Data section:
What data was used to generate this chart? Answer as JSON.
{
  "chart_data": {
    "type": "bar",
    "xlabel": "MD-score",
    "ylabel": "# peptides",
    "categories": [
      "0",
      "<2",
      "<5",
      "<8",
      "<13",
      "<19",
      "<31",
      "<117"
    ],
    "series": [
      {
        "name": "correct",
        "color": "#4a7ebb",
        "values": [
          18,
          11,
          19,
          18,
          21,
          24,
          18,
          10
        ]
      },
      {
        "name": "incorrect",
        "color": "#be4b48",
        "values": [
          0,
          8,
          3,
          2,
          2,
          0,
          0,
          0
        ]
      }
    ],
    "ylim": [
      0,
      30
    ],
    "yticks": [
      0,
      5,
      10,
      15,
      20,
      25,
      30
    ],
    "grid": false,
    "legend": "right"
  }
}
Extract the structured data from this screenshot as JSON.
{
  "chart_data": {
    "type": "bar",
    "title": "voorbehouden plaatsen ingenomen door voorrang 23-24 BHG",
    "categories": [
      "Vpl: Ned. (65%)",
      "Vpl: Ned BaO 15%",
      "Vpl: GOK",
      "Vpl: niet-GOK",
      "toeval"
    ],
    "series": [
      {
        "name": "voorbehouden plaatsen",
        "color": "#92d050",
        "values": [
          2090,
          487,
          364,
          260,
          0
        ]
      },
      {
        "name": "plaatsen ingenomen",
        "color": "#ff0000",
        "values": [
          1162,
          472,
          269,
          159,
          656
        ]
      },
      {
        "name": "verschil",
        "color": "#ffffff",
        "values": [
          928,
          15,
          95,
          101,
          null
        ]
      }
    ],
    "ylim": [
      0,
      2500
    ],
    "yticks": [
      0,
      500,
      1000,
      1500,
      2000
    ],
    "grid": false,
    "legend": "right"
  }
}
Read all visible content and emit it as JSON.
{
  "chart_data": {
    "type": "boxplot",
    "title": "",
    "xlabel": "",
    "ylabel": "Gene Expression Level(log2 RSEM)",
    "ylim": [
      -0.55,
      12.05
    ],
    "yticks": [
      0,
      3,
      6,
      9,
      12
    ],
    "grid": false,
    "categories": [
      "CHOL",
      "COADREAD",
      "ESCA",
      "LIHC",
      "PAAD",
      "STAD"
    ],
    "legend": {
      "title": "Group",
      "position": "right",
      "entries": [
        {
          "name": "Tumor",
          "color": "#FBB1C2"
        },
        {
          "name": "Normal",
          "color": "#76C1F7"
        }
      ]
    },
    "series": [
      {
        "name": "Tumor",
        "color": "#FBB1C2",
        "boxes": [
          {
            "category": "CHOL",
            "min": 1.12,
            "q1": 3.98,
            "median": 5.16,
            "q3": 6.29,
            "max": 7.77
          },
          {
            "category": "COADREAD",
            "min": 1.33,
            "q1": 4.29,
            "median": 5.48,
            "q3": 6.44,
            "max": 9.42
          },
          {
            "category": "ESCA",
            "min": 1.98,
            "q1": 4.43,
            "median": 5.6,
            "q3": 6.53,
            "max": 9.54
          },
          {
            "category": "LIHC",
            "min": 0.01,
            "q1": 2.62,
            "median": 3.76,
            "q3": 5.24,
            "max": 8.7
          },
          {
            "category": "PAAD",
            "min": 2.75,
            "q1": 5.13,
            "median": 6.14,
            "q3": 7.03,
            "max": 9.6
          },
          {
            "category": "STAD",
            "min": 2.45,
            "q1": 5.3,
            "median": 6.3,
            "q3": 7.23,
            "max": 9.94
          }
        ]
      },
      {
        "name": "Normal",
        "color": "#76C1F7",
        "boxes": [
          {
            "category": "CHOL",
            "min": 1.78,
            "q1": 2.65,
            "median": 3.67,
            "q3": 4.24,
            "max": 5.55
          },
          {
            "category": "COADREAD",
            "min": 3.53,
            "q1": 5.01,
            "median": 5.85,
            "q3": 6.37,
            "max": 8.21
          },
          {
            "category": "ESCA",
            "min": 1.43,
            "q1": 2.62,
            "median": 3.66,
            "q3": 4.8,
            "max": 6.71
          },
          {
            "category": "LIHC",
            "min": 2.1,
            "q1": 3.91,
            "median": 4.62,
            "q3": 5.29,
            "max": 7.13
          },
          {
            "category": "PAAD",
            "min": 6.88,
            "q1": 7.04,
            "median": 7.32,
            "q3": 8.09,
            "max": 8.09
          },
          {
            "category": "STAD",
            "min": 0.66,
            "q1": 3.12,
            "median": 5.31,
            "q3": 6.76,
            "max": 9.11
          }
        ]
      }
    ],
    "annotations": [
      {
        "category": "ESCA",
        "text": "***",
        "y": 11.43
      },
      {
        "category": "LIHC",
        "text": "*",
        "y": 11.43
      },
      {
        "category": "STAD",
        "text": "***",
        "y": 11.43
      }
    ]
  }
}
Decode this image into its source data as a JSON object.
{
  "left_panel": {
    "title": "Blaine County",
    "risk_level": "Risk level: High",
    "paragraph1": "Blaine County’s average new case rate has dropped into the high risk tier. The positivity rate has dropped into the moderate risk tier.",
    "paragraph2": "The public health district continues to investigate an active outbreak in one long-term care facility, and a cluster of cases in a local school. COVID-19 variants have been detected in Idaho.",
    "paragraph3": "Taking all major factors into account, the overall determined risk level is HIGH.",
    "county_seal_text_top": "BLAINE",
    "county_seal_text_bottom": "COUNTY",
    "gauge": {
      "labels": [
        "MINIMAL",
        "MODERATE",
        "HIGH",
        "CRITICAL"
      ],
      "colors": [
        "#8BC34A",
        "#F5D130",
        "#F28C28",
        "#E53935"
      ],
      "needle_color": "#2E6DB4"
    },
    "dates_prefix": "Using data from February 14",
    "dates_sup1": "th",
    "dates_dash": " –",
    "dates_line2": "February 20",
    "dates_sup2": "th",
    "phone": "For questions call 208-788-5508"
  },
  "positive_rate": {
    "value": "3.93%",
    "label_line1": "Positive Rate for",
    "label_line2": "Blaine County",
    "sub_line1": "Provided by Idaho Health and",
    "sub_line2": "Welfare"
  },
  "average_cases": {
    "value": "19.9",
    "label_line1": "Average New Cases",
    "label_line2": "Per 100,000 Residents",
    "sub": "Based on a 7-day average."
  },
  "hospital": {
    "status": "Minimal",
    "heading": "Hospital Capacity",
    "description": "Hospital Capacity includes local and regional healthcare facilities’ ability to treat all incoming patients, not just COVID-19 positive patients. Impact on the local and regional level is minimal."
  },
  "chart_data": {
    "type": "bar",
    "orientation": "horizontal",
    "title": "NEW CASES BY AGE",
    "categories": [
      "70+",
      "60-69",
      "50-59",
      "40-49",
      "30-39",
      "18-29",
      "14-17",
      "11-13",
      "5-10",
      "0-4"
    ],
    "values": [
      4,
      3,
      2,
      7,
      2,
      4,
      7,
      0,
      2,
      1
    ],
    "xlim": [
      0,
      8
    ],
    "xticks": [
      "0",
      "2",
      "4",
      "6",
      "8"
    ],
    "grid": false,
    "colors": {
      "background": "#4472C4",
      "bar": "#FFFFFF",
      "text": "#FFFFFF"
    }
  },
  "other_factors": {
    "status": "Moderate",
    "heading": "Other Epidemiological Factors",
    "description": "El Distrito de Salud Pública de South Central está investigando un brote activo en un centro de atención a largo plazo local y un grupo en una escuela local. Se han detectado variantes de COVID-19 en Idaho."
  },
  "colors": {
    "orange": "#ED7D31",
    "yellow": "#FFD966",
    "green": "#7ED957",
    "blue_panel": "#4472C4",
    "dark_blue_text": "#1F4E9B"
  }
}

Exercise prompt:
All lines from the records above should be copied exactly.

Solution below:
What data was used to generate this chart? Answer as JSON.
{
  "chart_data": {
    "type": "bar",
    "xlabel": "MD-score",
    "ylabel": "# peptides",
    "categories": [
      "0",
      "<2",
      "<5",
      "<8",
      "<13",
      "<19",
      "<31",
      "<117"
    ],
    "series": [
      {
        "name": "correct",
        "color": "#4a7ebb",
        "values": [
          18,
          11,
          19,
          18,
          21,
          24,
          18,
          10
        ]
      },
      {
        "name": "incorrect",
        "color": "#be4b48",
        "values": [
          0,
          8,
          3,
          2,
          2,
          0,
          0,
          0
        ]
      }
    ],
    "ylim": [
      0,
      30
    ],
    "yticks": [
      0,
      5,
      10,
      15,
      20,
      25,
      30
    ],
    "grid": false,
    "legend": "right"
  }
}
Extract the structured data from this screenshot as JSON.
{
  "chart_data": {
    "type": "bar",
    "title": "voorbehouden plaatsen ingenomen door voorrang 23-24 BHG",
    "categories": [
      "Vpl: Ned. (65%)",
      "Vpl: Ned BaO 15%",
      "Vpl: GOK",
      "Vpl: niet-GOK",
      "toeval"
    ],
    "series": [
      {
        "name": "voorbehouden plaatsen",
        "color": "#92d050",
        "values": [
          2090,
          487,
          364,
          260,
          0
        ]
      },
      {
        "name": "plaatsen ingenomen",
        "color": "#ff0000",
        "values": [
          1162,
          472,
          269,
          159,
          656
        ]
      },
      {
        "name": "verschil",
        "color": "#ffffff",
        "values": [
          928,
          15,
          95,
          101,
          null
        ]
      }
    ],
    "ylim": [
      0,
      2500
    ],
    "yticks": [
      0,
      500,
      1000,
      1500,
      2000
    ],
    "grid": false,
    "legend": "right"
  }
}
Read all visible content and emit it as JSON.
{
  "chart_data": {
    "type": "boxplot",
    "title": "",
    "xlabel": "",
    "ylabel": "Gene Expression Level(log2 RSEM)",
    "ylim": [
      -0.55,
      12.05
    ],
    "yticks": [
      0,
      3,
      6,
      9,
      12
    ],
    "grid": false,
    "categories": [
      "CHOL",
      "COADREAD",
      "ESCA",
      "LIHC",
      "PAAD",
      "STAD"
    ],
    "legend": {
      "title": "Group",
      "position": "right",
      "entries": [
        {
          "name": "Tumor",
          "color": "#FBB1C2"
        },
        {
          "name": "Normal",
          "color": "#76C1F7"
        }
      ]
    },
    "series": [
      {
        "name": "Tumor",
        "color": "#FBB1C2",
        "boxes": [
          {
            "category": "CHOL",
            "min": 1.12,
            "q1": 3.98,
            "median": 5.16,
            "q3": 6.29,
            "max": 7.77
          },
          {
            "category": "COADREAD",
            "min": 1.33,
            "q1": 4.29,
            "median": 5.48,
            "q3": 6.44,
            "max": 9.42
          },
          {
            "category": "ESCA",
            "min": 1.98,
            "q1": 4.43,
            "median": 5.6,
            "q3": 6.53,
            "max": 9.54
          },
          {
            "category": "LIHC",
            "min": 0.01,
            "q1": 2.62,
            "median": 3.76,
            "q3": 5.24,
            "max": 8.7
          },
          {
            "category": "PAAD",
            "min": 2.75,
            "q1": 5.13,
            "median": 6.14,
            "q3": 7.03,
            "max": 9.6
          },
          {
            "category": "STAD",
            "min": 2.45,
            "q1": 5.3,
            "median": 6.3,
            "q3": 7.23,
            "max": 9.94
          }
        ]
      },
      {
        "name": "Normal",
        "color": "#76C1F7",
        "boxes": [
          {
            "category": "CHOL",
            "min": 1.78,
            "q1": 2.65,
            "median": 3.67,
            "q3": 4.24,
            "max": 5.55
          },
          {
            "category": "COADREAD",
            "min": 3.53,
            "q1": 5.01,
            "median": 5.85,
            "q3": 6.37,
            "max": 8.21
          },
          {
            "category": "ESCA",
            "min": 1.43,
            "q1": 2.62,
            "median": 3.66,
            "q3": 4.8,
            "max": 6.71
          },
          {
            "category": "LIHC",
            "min": 2.1,
            "q1": 3.91,
            "median": 4.62,
            "q3": 5.29,
            "max": 7.13
          },
          {
            "category": "PAAD",
            "min": 6.88,
            "q1": 7.04,
            "median": 7.32,
            "q3": 8.09,
            "max": 8.09
          },
          {
            "category": "STAD",
            "min": 0.66,
            "q1": 3.12,
            "median": 5.31,
            "q3": 6.76,
            "max": 9.11
          }
        ]
      }
    ],
    "annotations": [
      {
        "category": "ESCA",
        "text": "***",
        "y": 11.43
      },
      {
        "category": "LIHC",
        "text": "*",
        "y": 11.43
      },
      {
        "category": "STAD",
        "text": "***",
        "y": 11.43
      }
    ]
  }
}
Decode this image into its source data as a JSON object.
{
  "left_panel": {
    "title": "Blaine County",
    "risk_level": "Risk level: High",
    "paragraph1": "Blaine County’s average new case rate has dropped into the high risk tier. The positivity rate has dropped into the moderate risk tier.",
    "paragraph2": "The public health district continues to investigate an active outbreak in one long-term care facility, and a cluster of cases in a local school. COVID-19 variants have been detected in Idaho.",
    "paragraph3": "Taking all major factors into account, the overall determined risk level is HIGH.",
    "county_seal_text_top": "BLAINE",
    "county_seal_text_bottom": "COUNTY",
    "gauge": {
      "labels": [
        "MINIMAL",
        "MODERATE",
        "HIGH",
        "CRITICAL"
      ],
      "colors": [
        "#8BC34A",
        "#F5D130",
        "#F28C28",
        "#E53935"
      ],
      "needle_color": "#2E6DB4"
    },
    "dates_prefix": "Using data from February 14",
    "dates_sup1": "th",
    "dates_dash": " –",
    "dates_line2": "February 20",
    "dates_sup2": "th",
    "phone": "For questions call 208-788-5508"
  },
  "positive_rate": {
    "value": "3.93%",
    "label_line1": "Positive Rate for",
    "label_line2": "Blaine County",
    "sub_line1": "Provided by Idaho Health and",
    "sub_line2": "Welfare"
  },
  "average_cases": {
    "value": "19.9",
    "label_line1": "Average New Cases",
    "label_line2": "Per 100,000 Residents",
    "sub": "Based on a 7-day average."
  },
  "hospital": {
    "status": "Minimal",
    "heading": "Hospital Capacity",
    "description": "Hospital Capacity includes local and regional healthcare facilities’ ability to treat all incoming patients, not just COVID-19 positive patients. Impact on the local and regional level is minimal."
  },
  "chart_data": {
    "type": "bar",
    "orientation": "horizontal",
    "title": "NEW CASES BY AGE",
    "categories": [
      "70+",
      "60-69",
      "50-59",
      "40-49",
      "30-39",
      "18-29",
      "14-17",
      "11-13",
      "5-10",
      "0-4"
    ],
    "values": [
      4,
      3,
      2,
      7,
      2,
      4,
      7,
      0,
      2,
      1
    ],
    "xlim": [
      0,
      8
    ],
    "xticks": [
      "0",
      "2",
      "4",
      "6",
      "8"
    ],
    "grid": false,
    "colors": {
      "background": "#4472C4",
      "bar": "#FFFFFF",
      "text": "#FFFFFF"
    }
  },
  "other_factors": {
    "status": "Moderate",
    "heading": "Other Epidemiological Factors",
    "description": "El Distrito de Salud Pública de South Central está investigando un brote activo en un centro de atención a largo plazo local y un grupo en una escuela local. Se han detectado variantes de COVID-19 en Idaho."
  },
  "colors": {
    "orange": "#ED7D31",
    "yellow": "#FFD966",
    "green": "#7ED957",
    "blue_panel": "#4472C4",
    "dark_blue_text": "#1F4E9B"
  }
}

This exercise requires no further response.